DATA EXCERPTS:

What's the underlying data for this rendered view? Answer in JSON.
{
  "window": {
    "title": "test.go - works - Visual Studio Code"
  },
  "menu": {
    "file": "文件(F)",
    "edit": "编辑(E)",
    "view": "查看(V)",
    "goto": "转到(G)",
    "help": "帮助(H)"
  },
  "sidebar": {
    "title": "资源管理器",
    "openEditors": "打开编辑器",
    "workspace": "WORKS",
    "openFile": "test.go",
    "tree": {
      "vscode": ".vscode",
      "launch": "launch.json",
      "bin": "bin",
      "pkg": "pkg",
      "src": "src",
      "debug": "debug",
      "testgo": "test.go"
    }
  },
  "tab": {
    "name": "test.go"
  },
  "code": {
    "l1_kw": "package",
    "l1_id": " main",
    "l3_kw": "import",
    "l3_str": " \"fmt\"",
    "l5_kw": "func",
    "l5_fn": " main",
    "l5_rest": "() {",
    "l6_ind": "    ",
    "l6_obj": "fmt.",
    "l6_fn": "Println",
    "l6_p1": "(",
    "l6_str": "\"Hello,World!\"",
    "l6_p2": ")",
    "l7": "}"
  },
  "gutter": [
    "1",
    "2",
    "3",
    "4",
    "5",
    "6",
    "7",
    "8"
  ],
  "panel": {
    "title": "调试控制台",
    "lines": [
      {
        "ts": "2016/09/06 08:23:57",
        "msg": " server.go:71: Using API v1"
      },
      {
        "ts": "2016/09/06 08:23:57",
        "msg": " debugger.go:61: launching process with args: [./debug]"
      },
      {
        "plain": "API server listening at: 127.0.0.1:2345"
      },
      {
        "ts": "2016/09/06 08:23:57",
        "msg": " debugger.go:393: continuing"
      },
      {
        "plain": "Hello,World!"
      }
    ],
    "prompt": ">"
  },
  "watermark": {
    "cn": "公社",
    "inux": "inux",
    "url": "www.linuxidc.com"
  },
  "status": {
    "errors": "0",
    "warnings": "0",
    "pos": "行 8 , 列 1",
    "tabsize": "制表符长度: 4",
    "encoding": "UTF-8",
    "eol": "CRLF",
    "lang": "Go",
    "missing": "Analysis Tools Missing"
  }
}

EXERCISE REQUIREMENTS:
Among the entries above, identify all lines with "title" and copy them.

SOLUTION FOR THIS EXERCISE:
    "title": "test.go - works - Visual Studio Code"
    "title": "资源管理器",
    "title": "调试控制台",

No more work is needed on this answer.